*What to produce*: Every entry that follows needs to be repeated exactly.
• • • •
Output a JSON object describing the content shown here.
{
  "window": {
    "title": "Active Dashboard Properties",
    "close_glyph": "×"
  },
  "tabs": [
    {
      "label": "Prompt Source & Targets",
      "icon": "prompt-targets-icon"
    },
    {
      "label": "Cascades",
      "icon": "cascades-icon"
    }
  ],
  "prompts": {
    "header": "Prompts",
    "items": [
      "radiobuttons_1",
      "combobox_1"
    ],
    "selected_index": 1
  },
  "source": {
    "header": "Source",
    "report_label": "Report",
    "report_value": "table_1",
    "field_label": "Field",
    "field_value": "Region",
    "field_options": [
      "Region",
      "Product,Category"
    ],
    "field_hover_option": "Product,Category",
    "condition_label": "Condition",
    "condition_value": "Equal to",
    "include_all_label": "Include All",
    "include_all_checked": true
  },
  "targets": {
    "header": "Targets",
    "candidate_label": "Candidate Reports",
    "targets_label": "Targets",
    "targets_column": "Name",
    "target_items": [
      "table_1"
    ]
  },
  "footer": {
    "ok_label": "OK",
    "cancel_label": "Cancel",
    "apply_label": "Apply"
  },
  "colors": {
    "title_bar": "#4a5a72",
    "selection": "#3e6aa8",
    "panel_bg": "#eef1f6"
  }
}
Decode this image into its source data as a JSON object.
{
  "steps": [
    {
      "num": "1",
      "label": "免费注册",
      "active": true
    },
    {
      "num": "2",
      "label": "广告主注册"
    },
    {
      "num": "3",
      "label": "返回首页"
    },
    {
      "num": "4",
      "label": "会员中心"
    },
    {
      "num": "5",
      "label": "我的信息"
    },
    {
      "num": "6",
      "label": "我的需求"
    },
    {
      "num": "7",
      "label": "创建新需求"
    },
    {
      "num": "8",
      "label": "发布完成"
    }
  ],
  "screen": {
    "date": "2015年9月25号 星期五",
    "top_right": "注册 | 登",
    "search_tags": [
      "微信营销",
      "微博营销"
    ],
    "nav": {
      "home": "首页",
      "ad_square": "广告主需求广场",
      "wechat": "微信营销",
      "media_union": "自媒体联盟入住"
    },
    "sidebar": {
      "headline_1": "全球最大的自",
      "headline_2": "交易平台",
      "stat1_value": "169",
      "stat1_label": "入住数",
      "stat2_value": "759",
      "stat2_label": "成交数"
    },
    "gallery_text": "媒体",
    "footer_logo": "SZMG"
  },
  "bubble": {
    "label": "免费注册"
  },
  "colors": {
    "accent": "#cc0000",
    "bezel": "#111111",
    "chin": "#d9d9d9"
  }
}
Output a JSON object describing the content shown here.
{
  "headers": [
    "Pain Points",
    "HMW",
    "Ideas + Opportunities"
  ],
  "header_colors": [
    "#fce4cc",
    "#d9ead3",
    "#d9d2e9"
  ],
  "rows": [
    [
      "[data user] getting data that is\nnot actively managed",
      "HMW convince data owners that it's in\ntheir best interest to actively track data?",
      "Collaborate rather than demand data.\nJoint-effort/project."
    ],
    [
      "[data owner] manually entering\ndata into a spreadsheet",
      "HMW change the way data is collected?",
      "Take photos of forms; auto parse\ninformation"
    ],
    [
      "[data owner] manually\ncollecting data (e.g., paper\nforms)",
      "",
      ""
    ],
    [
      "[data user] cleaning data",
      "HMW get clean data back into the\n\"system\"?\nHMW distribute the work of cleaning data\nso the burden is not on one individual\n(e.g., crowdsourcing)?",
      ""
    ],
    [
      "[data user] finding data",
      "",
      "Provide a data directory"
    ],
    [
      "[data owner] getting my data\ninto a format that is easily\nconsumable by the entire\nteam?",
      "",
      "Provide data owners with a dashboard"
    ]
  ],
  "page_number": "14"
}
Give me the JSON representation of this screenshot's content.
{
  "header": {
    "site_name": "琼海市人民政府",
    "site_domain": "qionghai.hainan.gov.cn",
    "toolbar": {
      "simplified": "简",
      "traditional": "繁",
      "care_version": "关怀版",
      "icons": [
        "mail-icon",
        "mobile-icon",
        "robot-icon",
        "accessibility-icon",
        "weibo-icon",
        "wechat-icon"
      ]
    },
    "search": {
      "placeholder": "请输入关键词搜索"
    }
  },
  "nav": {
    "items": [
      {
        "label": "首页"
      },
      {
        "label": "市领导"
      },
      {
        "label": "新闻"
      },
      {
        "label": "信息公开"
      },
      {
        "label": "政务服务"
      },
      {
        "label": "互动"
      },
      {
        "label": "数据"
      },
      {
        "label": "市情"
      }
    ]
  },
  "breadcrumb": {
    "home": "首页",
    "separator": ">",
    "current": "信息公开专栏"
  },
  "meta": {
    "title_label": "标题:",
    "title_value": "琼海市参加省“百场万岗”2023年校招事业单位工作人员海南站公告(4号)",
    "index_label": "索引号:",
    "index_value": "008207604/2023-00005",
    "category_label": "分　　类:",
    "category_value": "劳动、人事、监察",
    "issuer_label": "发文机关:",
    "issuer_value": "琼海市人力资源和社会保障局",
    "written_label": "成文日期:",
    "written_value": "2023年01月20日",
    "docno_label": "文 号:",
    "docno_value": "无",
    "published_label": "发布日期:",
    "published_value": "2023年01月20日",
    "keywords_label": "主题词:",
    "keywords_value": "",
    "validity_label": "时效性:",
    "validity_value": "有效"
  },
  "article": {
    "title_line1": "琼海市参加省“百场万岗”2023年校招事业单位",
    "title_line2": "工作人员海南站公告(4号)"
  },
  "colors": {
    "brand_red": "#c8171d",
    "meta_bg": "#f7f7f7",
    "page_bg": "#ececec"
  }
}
• • • •
*Exercise result*:
Output a JSON object describing the content shown here.
{
  "window": {
    "title": "Active Dashboard Properties",
    "close_glyph": "×"
  },
  "tabs": [
    {
      "label": "Prompt Source & Targets",
      "icon": "prompt-targets-icon"
    },
    {
      "label": "Cascades",
      "icon": "cascades-icon"
    }
  ],
  "prompts": {
    "header": "Prompts",
    "items": [
      "radiobuttons_1",
      "combobox_1"
    ],
    "selected_index": 1
  },
  "source": {
    "header": "Source",
    "report_label": "Report",
    "report_value": "table_1",
    "field_label": "Field",
    "field_value": "Region",
    "field_options": [
      "Region",
      "Product,Category"
    ],
    "field_hover_option": "Product,Category",
    "condition_label": "Condition",
    "condition_value": "Equal to",
    "include_all_label": "Include All",
    "include_all_checked": true
  },
  "targets": {
    "header": "Targets",
    "candidate_label": "Candidate Reports",
    "targets_label": "Targets",
    "targets_column": "Name",
    "target_items": [
      "table_1"
    ]
  },
  "footer": {
    "ok_label": "OK",
    "cancel_label": "Cancel",
    "apply_label": "Apply"
  },
  "colors": {
    "title_bar": "#4a5a72",
    "selection": "#3e6aa8",
    "panel_bg": "#eef1f6"
  }
}
Decode this image into its source data as a JSON object.
{
  "steps": [
    {
      "num": "1",
      "label": "免费注册",
      "active": true
    },
    {
      "num": "2",
      "label": "广告主注册"
    },
    {
      "num": "3",
      "label": "返回首页"
    },
    {
      "num": "4",
      "label": "会员中心"
    },
    {
      "num": "5",
      "label": "我的信息"
    },
    {
      "num": "6",
      "label": "我的需求"
    },
    {
      "num": "7",
      "label": "创建新需求"
    },
    {
      "num": "8",
      "label": "发布完成"
    }
  ],
  "screen": {
    "date": "2015年9月25号 星期五",
    "top_right": "注册 | 登",
    "search_tags": [
      "微信营销",
      "微博营销"
    ],
    "nav": {
      "home": "首页",
      "ad_square": "广告主需求广场",
      "wechat": "微信营销",
      "media_union": "自媒体联盟入住"
    },
    "sidebar": {
      "headline_1": "全球最大的自",
      "headline_2": "交易平台",
      "stat1_value": "169",
      "stat1_label": "入住数",
      "stat2_value": "759",
      "stat2_label": "成交数"
    },
    "gallery_text": "媒体",
    "footer_logo": "SZMG"
  },
  "bubble": {
    "label": "免费注册"
  },
  "colors": {
    "accent": "#cc0000",
    "bezel": "#111111",
    "chin": "#d9d9d9"
  }
}
Output a JSON object describing the content shown here.
{
  "headers": [
    "Pain Points",
    "HMW",
    "Ideas + Opportunities"
  ],
  "header_colors": [
    "#fce4cc",
    "#d9ead3",
    "#d9d2e9"
  ],
  "rows": [
    [
      "[data user] getting data that is\nnot actively managed",
      "HMW convince data owners that it's in\ntheir best interest to actively track data?",
      "Collaborate rather than demand data.\nJoint-effort/project."
    ],
    [
      "[data owner] manually entering\ndata into a spreadsheet",
      "HMW change the way data is collected?",
      "Take photos of forms; auto parse\ninformation"
    ],
    [
      "[data owner] manually\ncollecting data (e.g., paper\nforms)",
      "",
      ""
    ],
    [
      "[data user] cleaning data",
      "HMW get clean data back into the\n\"system\"?\nHMW distribute the work of cleaning data\nso the burden is not on one individual\n(e.g., crowdsourcing)?",
      ""
    ],
    [
      "[data user] finding data",
      "",
      "Provide a data directory"
    ],
    [
      "[data owner] getting my data\ninto a format that is easily\nconsumable by the entire\nteam?",
      "",
      "Provide data owners with a dashboard"
    ]
  ],
  "page_number": "14"
}
Give me the JSON representation of this screenshot's content.
{
  "header": {
    "site_name": "琼海市人民政府",
    "site_domain": "qionghai.hainan.gov.cn",
    "toolbar": {
      "simplified": "简",
      "traditional": "繁",
      "care_version": "关怀版",
      "icons": [
        "mail-icon",
        "mobile-icon",
        "robot-icon",
        "accessibility-icon",
        "weibo-icon",
        "wechat-icon"
      ]
    },
    "search": {
      "placeholder": "请输入关键词搜索"
    }
  },
  "nav": {
    "items": [
      {
        "label": "首页"
      },
      {
        "label": "市领导"
      },
      {
        "label": "新闻"
      },
      {
        "label": "信息公开"
      },
      {
        "label": "政务服务"
      },
      {
        "label": "互动"
      },
      {
        "label": "数据"
      },
      {
        "label": "市情"
      }
    ]
  },
  "breadcrumb": {
    "home": "首页",
    "separator": ">",
    "current": "信息公开专栏"
  },
  "meta": {
    "title_label": "标题:",
    "title_value": "琼海市参加省“百场万岗”2023年校招事业单位工作人员海南站公告(4号)",
    "index_label": "索引号:",
    "index_value": "008207604/2023-00005",
    "category_label": "分　　类:",
    "category_value": "劳动、人事、监察",
    "issuer_label": "发文机关:",
    "issuer_value": "琼海市人力资源和社会保障局",
    "written_label": "成文日期:",
    "written_value": "2023年01月20日",
    "docno_label": "文 号:",
    "docno_value": "无",
    "published_label": "发布日期:",
    "published_value": "2023年01月20日",
    "keywords_label": "主题词:",
    "keywords_value": "",
    "validity_label": "时效性:",
    "validity_value": "有效"
  },
  "article": {
    "title_line1": "琼海市参加省“百场万岗”2023年校招事业单位",
    "title_line2": "工作人员海南站公告(4号)"
  },
  "colors": {
    "brand_red": "#c8171d",
    "meta_bg": "#f7f7f7",
    "page_bg": "#ececec"
  }
}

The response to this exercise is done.